> **TEXT EXCERPT**:
#####

This month, Alberta announced it would be investing $117 million in trade apprenticeship programs in 2024-2025, up from $93 million last year. The investment includes $78 million to create 3,200 new trade apprenticeship seats at 11 colleges and technical schools. 

“By encouraging Albertans to choose apprenticeship programs in Alberta, we can ensure that more skilled tradespeople are pursuing an education and career close to home,” Rajan Sawhney, Alberta’s minister of advanced education, told Canadian Affairs in an email.

Shane Wenzel, a Calgary-based home builder who has worked in the construction industry for nearly 40 years, says the investment is needed to fill labour shortages in critical areas like construction, plumbing and electrical work. 

“We’re very challenged with the skilled trades right now because there’s a limited amount [of qualified tradespeople] in Canada, let alone in Alberta,” he said. 

But Wenzel says the province should also be focused on training and accrediting workers to fill non-apprenticeship roles — such as drywalling and painting — that are critical to completing new builds as well. 

A growing population

Like much of the country, Alberta is seeing strong demand for new homes. In the first eight months of the year, there were about 30,000 new housing starts — a 44 per cent increase from the previous year.  

Demand is being fuelled by a population boom driven by international and interprovincial migration, Canadian Affairs reported in June. The province’s population grew 4.4 per cent in 2023, thanks to strong private sector job growth and a relatively affordable housing market.

#####

> **INFORMATION PROVIDED**:
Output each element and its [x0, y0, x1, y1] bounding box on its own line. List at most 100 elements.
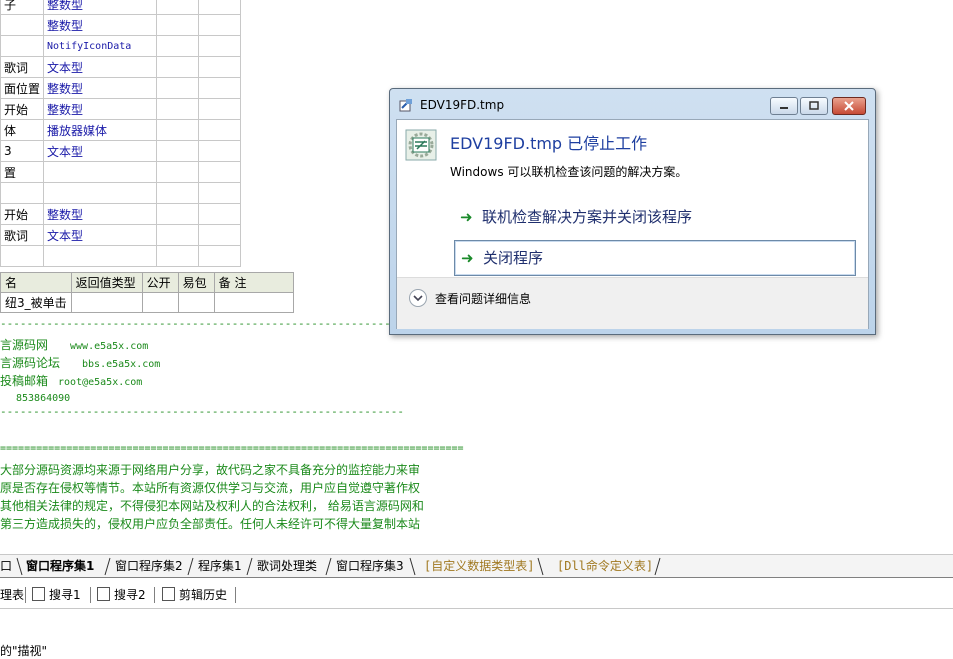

#####

> **CHALLENGE 1**: In the excerpt on Alberta's apprenticeship funding, how many new trade apprenticeship seats will the $78 million create?
> **CHALLENGE 2**: From the excerpt on Alberta's apprenticeship funding, write out the passage starting with "Like much of" and going on through "the previous year.".

> **RESPONSE 1**: 3,200 new seats, at 11 colleges and technical schools.

> **RESPONSE 2**:
Like much of the country, Alberta is seeing strong demand for new homes. In the first eight months of the year, there were about 30,000 new housing starts — a 44 per cent increase from the previous year.